**WHAT YOU HAVE TO DO:**
Reproduce the part of the page about the song "Up on the Ridge" that runs from "Dierks Bentley singles" up to and including "with Angelo Petraglia.", word for word.

**TEXT EXCERPT:**
◇ ◇ ◇ ◇ ◇

Single by Dierks Bentley

from the album Up on the Ridge
- Released: April 12, 2010
- Recorded: 2010
- Genre: Country; bluegrass;
- Length: 3:34
- Label: Capitol Nashville
- Songwriters: Dierks Bentley; Angelo Petraglia;
- Producer: Jon Randall

Dierks Bentley singles chronology
| "I Wanna Make You Close Your Eyes" (2009) | "Up on the Ridge" (2010) | "Draw Me a Map" (2010) |

= Up on the Ridge (song) =

"Up on the Ridge" is a song co-written and recorded by American country music artist Dierks Bentley. It was released on April 12, 2010 as the lead-off single and title track from his album of the same name. The song peaked at number 21 on the US Billboard Hot Country Songs chart. Bentley wrote this song with Angelo Petraglia.

==Content==
The song is an uptempo bluegrass tune in which the narrator encourages his lover to leave the city behind with him for the night.

◇ ◇ ◇ ◇ ◇

**DATASET RECORDS:**
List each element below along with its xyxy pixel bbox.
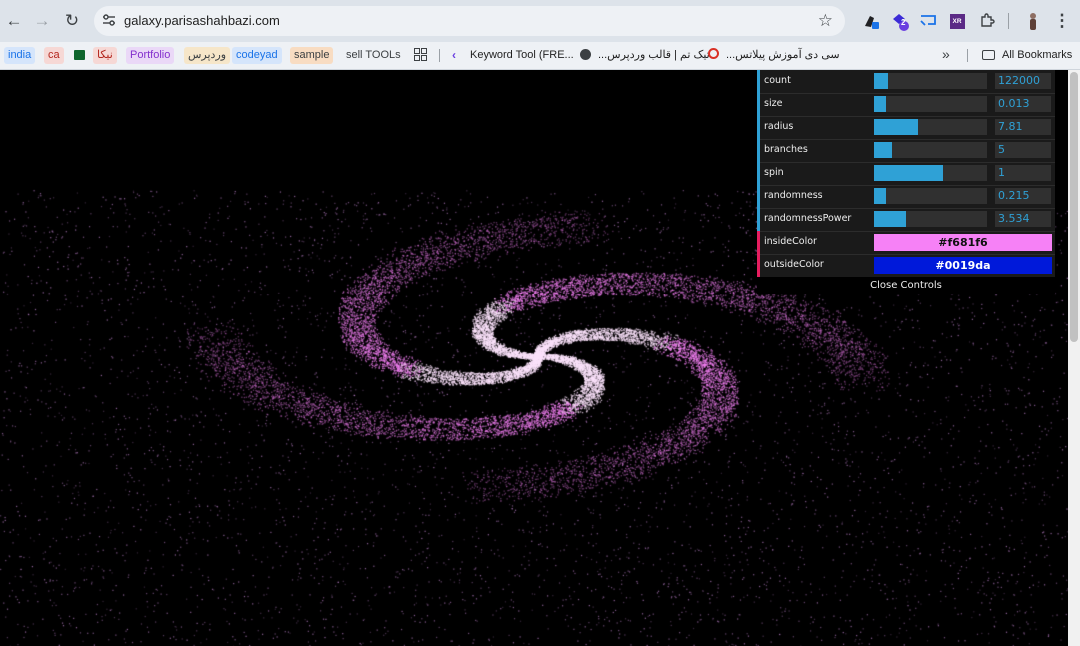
row-accent [757, 93, 760, 116]
bookmark-pilates[interactable]: سی دی آموزش پیلاتس... [722, 47, 844, 64]
more-bookmarks-icon[interactable]: » [942, 46, 950, 62]
count-input[interactable]: 122000 [995, 73, 1051, 89]
slider-fill [874, 119, 919, 135]
row-accent [757, 116, 760, 139]
control-label: insideColor [764, 236, 817, 247]
control-label: randomnessPower [764, 213, 852, 224]
control-row-size: size 0.013 [757, 93, 1055, 117]
pilates-site-icon [708, 48, 719, 59]
bookmark-india[interactable]: india [4, 47, 36, 64]
apps-grid-icon[interactable] [414, 48, 428, 62]
slider-fill [874, 142, 893, 158]
control-label: count [764, 75, 791, 86]
randomness-power-slider[interactable] [874, 211, 987, 227]
slider-fill [874, 188, 887, 204]
control-label: size [764, 98, 783, 109]
row-accent [757, 231, 760, 254]
bookmark-ticktheme[interactable]: تیک تم | قالب وردپرس... [594, 47, 714, 64]
spin-input[interactable]: 1 [995, 165, 1051, 181]
extension-badge-count: 2 [901, 18, 906, 27]
outside-color-swatch[interactable]: #0019da [874, 257, 1052, 274]
reload-icon[interactable]: ↻ [60, 9, 84, 33]
control-label: outsideColor [764, 259, 824, 270]
branches-slider[interactable] [874, 142, 987, 158]
randomness-power-input[interactable]: 3.534 [995, 211, 1051, 227]
extension-xr-icon[interactable]: XR [946, 10, 968, 32]
row-accent [757, 162, 760, 185]
inside-color-swatch[interactable]: #f681f6 [874, 234, 1052, 251]
row-accent [757, 139, 760, 162]
debug-controls-panel: count 122000 size 0.013 radius 7.81 bran… [757, 70, 1055, 294]
bookmark-portfolio[interactable]: Portfolio [126, 47, 175, 64]
url-text[interactable]: galaxy.parisashahbazi.com [124, 13, 280, 28]
profile-avatar[interactable] [1022, 10, 1044, 32]
branches-input[interactable]: 5 [995, 142, 1051, 158]
size-input[interactable]: 0.013 [995, 96, 1051, 112]
randomness-slider[interactable] [874, 188, 987, 204]
control-label: radius [764, 121, 794, 132]
extension-cleaner-icon[interactable] [860, 10, 882, 32]
radius-slider[interactable] [874, 119, 987, 135]
kebab-menu-icon[interactable]: ⋮ [1050, 9, 1074, 33]
bookmark-nika[interactable]: نیکا [93, 47, 117, 64]
keyword-tool-icon: ‹ [452, 48, 456, 62]
slider-fill [874, 96, 887, 112]
scrollbar-thumb[interactable] [1070, 72, 1078, 342]
address-bar[interactable]: galaxy.parisashahbazi.com ☆ [94, 6, 845, 36]
bookmark-keyword-tool[interactable]: Keyword Tool (FRE... [466, 47, 578, 64]
page-scrollbar[interactable] [1068, 70, 1080, 646]
slider-fill [874, 165, 943, 181]
browser-toolbar: ← → ↻ galaxy.parisashahbazi.com ☆ 2 XR ⋮ [0, 0, 1080, 42]
control-row-spin: spin 1 [757, 162, 1055, 186]
control-label: randomness [764, 190, 823, 201]
site-settings-icon[interactable] [102, 13, 116, 27]
control-label: spin [764, 167, 784, 178]
bookmarks-separator-2 [967, 49, 968, 62]
xr-label: XR [949, 13, 965, 29]
row-accent [757, 208, 760, 231]
close-controls-button[interactable]: Close Controls [757, 277, 1055, 294]
bookmark-codeyad[interactable]: codeyad [232, 47, 282, 64]
globe-icon [580, 49, 591, 60]
radius-input[interactable]: 7.81 [995, 119, 1051, 135]
forward-icon[interactable]: → [30, 9, 54, 33]
back-icon[interactable]: ← [2, 9, 26, 33]
bookmarks-bar: india ca نیکا Portfolio وردپرس codeyad s… [0, 42, 1080, 70]
extension-badge-icon[interactable]: 2 [889, 10, 911, 32]
control-label: branches [764, 144, 808, 155]
bookmark-star-icon[interactable]: ☆ [818, 11, 833, 31]
size-slider[interactable] [874, 96, 987, 112]
count-slider[interactable] [874, 73, 987, 89]
control-row-count: count 122000 [757, 70, 1055, 94]
row-accent [757, 185, 760, 208]
bookmark-sell-tools[interactable]: sell TOOLs [342, 47, 405, 64]
randomness-input[interactable]: 0.215 [995, 188, 1051, 204]
control-row-outside-color: outsideColor #0019da [757, 254, 1055, 278]
control-row-radius: radius 7.81 [757, 116, 1055, 140]
bookmark-ca[interactable]: ca [44, 47, 64, 64]
control-row-randomness-power: randomnessPower 3.534 [757, 208, 1055, 232]
bookmarks-separator [439, 49, 440, 62]
bookmark-sample[interactable]: sample [290, 47, 334, 64]
control-row-inside-color: insideColor #f681f6 [757, 231, 1055, 255]
toolbar-divider [1008, 13, 1009, 29]
control-row-randomness: randomness 0.215 [757, 185, 1055, 209]
spin-slider[interactable] [874, 165, 987, 181]
slider-fill [874, 211, 906, 227]
bookmark-wordpress[interactable]: وردپرس [184, 47, 231, 64]
folder-icon [982, 50, 995, 60]
slider-fill [874, 73, 888, 89]
puzzle-extensions-icon[interactable] [976, 10, 998, 32]
row-accent [757, 254, 760, 277]
control-row-branches: branches 5 [757, 139, 1055, 163]
all-bookmarks[interactable]: All Bookmarks [998, 47, 1076, 64]
row-accent [757, 70, 760, 93]
bookmark-green-folder[interactable] [74, 50, 85, 60]
extension-cast-icon[interactable] [917, 10, 939, 32]
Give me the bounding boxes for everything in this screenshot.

◇ ◇ ◇ ◇ ◇

**THE REPLY:**
Dierks Bentley singles chronology
| "I Wanna Make You Close Your Eyes" (2009) | "Up on the Ridge" (2010) | "Draw Me a Map" (2010) |

= Up on the Ridge (song) =

"Up on the Ridge" is a song co-written and recorded by American country music artist Dierks Bentley. It was released on April 12, 2010 as the lead-off single and title track from his album of the same name. The song peaked at number 21 on the US Billboard Hot Country Songs chart. Bentley wrote this song with Angelo Petraglia.